[Stored items from a collection]
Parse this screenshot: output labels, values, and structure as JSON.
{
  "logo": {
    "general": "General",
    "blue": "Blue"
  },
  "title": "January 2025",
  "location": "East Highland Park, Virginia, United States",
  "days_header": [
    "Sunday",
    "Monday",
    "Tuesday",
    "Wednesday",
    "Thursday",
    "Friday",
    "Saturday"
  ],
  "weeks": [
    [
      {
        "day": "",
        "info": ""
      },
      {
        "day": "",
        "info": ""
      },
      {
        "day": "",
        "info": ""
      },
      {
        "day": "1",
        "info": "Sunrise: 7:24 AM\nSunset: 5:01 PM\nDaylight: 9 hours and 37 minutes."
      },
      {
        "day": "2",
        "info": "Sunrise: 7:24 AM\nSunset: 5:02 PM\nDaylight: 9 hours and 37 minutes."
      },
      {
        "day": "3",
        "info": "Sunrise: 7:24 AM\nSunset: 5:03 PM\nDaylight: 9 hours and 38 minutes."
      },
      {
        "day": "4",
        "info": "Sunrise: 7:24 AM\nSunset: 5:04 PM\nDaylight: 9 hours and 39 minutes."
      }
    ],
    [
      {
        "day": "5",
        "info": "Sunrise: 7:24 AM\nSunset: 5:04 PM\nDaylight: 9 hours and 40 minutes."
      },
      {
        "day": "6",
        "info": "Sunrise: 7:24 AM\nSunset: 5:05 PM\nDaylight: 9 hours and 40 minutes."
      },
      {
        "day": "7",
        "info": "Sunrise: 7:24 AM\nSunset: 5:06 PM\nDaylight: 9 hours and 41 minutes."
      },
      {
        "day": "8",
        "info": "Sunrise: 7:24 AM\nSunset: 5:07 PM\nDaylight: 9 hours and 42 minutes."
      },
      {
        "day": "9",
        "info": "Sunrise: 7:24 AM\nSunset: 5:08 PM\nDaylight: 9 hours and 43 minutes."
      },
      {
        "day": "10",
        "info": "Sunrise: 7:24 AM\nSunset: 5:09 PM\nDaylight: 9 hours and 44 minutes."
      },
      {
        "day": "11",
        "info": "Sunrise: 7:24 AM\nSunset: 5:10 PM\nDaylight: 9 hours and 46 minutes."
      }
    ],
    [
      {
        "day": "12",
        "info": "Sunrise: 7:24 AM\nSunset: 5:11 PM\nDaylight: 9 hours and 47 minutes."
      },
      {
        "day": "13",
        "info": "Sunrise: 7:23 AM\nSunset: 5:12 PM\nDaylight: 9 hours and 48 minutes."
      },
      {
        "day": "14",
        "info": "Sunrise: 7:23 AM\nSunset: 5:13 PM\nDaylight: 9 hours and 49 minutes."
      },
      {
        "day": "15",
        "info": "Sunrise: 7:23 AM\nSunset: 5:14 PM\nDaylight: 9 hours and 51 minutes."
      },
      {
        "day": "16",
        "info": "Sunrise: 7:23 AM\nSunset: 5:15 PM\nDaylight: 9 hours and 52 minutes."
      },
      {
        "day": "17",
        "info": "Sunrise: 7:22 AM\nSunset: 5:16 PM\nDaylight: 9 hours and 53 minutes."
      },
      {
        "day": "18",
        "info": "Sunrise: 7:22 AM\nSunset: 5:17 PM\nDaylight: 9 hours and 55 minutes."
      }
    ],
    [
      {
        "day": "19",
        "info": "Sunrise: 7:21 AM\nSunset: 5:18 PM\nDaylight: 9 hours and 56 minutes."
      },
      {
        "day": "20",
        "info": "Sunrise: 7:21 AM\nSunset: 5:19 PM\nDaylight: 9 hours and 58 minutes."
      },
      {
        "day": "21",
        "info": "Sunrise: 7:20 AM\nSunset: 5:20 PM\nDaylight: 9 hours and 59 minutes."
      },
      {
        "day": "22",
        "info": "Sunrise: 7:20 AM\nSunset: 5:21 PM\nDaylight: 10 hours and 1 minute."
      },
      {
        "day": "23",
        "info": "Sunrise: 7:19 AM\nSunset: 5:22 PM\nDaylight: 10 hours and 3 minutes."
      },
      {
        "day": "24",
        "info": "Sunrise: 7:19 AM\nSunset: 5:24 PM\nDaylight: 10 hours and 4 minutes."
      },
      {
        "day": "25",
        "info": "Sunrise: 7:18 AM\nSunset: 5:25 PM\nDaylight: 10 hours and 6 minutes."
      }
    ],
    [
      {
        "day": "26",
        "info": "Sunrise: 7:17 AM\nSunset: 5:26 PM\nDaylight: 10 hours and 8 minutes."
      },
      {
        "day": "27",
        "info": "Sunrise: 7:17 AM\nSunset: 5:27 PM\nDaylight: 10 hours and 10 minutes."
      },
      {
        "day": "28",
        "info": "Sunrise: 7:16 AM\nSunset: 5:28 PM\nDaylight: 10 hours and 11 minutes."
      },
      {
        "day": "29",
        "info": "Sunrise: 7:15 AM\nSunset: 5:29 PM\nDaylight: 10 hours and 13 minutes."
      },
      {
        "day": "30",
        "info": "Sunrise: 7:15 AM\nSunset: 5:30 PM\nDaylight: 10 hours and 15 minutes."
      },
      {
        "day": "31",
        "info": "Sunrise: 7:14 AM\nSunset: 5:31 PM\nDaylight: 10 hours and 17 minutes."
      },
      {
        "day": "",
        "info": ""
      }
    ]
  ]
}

• _PROMPT_: Reproduce the full listing word for word.

• _EXERCISE RESPONSE_:
Parse this screenshot: output labels, values, and structure as JSON.
{
  "logo": {
    "general": "General",
    "blue": "Blue"
  },
  "title": "January 2025",
  "location": "East Highland Park, Virginia, United States",
  "days_header": [
    "Sunday",
    "Monday",
    "Tuesday",
    "Wednesday",
    "Thursday",
    "Friday",
    "Saturday"
  ],
  "weeks": [
    [
      {
        "day": "",
        "info": ""
      },
      {
        "day": "",
        "info": ""
      },
      {
        "day": "",
        "info": ""
      },
      {
        "day": "1",
        "info": "Sunrise: 7:24 AM\nSunset: 5:01 PM\nDaylight: 9 hours and 37 minutes."
      },
      {
        "day": "2",
        "info": "Sunrise: 7:24 AM\nSunset: 5:02 PM\nDaylight: 9 hours and 37 minutes."
      },
      {
        "day": "3",
        "info": "Sunrise: 7:24 AM\nSunset: 5:03 PM\nDaylight: 9 hours and 38 minutes."
      },
      {
        "day": "4",
        "info": "Sunrise: 7:24 AM\nSunset: 5:04 PM\nDaylight: 9 hours and 39 minutes."
      }
    ],
    [
      {
        "day": "5",
        "info": "Sunrise: 7:24 AM\nSunset: 5:04 PM\nDaylight: 9 hours and 40 minutes."
      },
      {
        "day": "6",
        "info": "Sunrise: 7:24 AM\nSunset: 5:05 PM\nDaylight: 9 hours and 40 minutes."
      },
      {
        "day": "7",
        "info": "Sunrise: 7:24 AM\nSunset: 5:06 PM\nDaylight: 9 hours and 41 minutes."
      },
      {
        "day": "8",
        "info": "Sunrise: 7:24 AM\nSunset: 5:07 PM\nDaylight: 9 hours and 42 minutes."
      },
      {
        "day": "9",
        "info": "Sunrise: 7:24 AM\nSunset: 5:08 PM\nDaylight: 9 hours and 43 minutes."
      },
      {
        "day": "10",
        "info": "Sunrise: 7:24 AM\nSunset: 5:09 PM\nDaylight: 9 hours and 44 minutes."
      },
      {
        "day": "11",
        "info": "Sunrise: 7:24 AM\nSunset: 5:10 PM\nDaylight: 9 hours and 46 minutes."
      }
    ],
    [
      {
        "day": "12",
        "info": "Sunrise: 7:24 AM\nSunset: 5:11 PM\nDaylight: 9 hours and 47 minutes."
      },
      {
        "day": "13",
        "info": "Sunrise: 7:23 AM\nSunset: 5:12 PM\nDaylight: 9 hours and 48 minutes."
      },
      {
        "day": "14",
        "info": "Sunrise: 7:23 AM\nSunset: 5:13 PM\nDaylight: 9 hours and 49 minutes."
      },
      {
        "day": "15",
        "info": "Sunrise: 7:23 AM\nSunset: 5:14 PM\nDaylight: 9 hours and 51 minutes."
      },
      {
        "day": "16",
        "info": "Sunrise: 7:23 AM\nSunset: 5:15 PM\nDaylight: 9 hours and 52 minutes."
      },
      {
        "day": "17",
        "info": "Sunrise: 7:22 AM\nSunset: 5:16 PM\nDaylight: 9 hours and 53 minutes."
      },
      {
        "day": "18",
        "info": "Sunrise: 7:22 AM\nSunset: 5:17 PM\nDaylight: 9 hours and 55 minutes."
      }
    ],
    [
      {
        "day": "19",
        "info": "Sunrise: 7:21 AM\nSunset: 5:18 PM\nDaylight: 9 hours and 56 minutes."
      },
      {
        "day": "20",
        "info": "Sunrise: 7:21 AM\nSunset: 5:19 PM\nDaylight: 9 hours and 58 minutes."
      },
      {
        "day": "21",
        "info": "Sunrise: 7:20 AM\nSunset: 5:20 PM\nDaylight: 9 hours and 59 minutes."
      },
      {
        "day": "22",
        "info": "Sunrise: 7:20 AM\nSunset: 5:21 PM\nDaylight: 10 hours and 1 minute."
      },
      {
        "day": "23",
        "info": "Sunrise: 7:19 AM\nSunset: 5:22 PM\nDaylight: 10 hours and 3 minutes."
      },
      {
        "day": "24",
        "info": "Sunrise: 7:19 AM\nSunset: 5:24 PM\nDaylight: 10 hours and 4 minutes."
      },
      {
        "day": "25",
        "info": "Sunrise: 7:18 AM\nSunset: 5:25 PM\nDaylight: 10 hours and 6 minutes."
      }
    ],
    [
      {
        "day": "26",
        "info": "Sunrise: 7:17 AM\nSunset: 5:26 PM\nDaylight: 10 hours and 8 minutes."
      },
      {
        "day": "27",
        "info": "Sunrise: 7:17 AM\nSunset: 5:27 PM\nDaylight: 10 hours and 10 minutes."
      },
      {
        "day": "28",
        "info": "Sunrise: 7:16 AM\nSunset: 5:28 PM\nDaylight: 10 hours and 11 minutes."
      },
      {
        "day": "29",
        "info": "Sunrise: 7:15 AM\nSunset: 5:29 PM\nDaylight: 10 hours and 13 minutes."
      },
      {
        "day": "30",
        "info": "Sunrise: 7:15 AM\nSunset: 5:30 PM\nDaylight: 10 hours and 15 minutes."
      },
      {
        "day": "31",
        "info": "Sunrise: 7:14 AM\nSunset: 5:31 PM\nDaylight: 10 hours and 17 minutes."
      },
      {
        "day": "",
        "info": ""
      }
    ]
  ]
}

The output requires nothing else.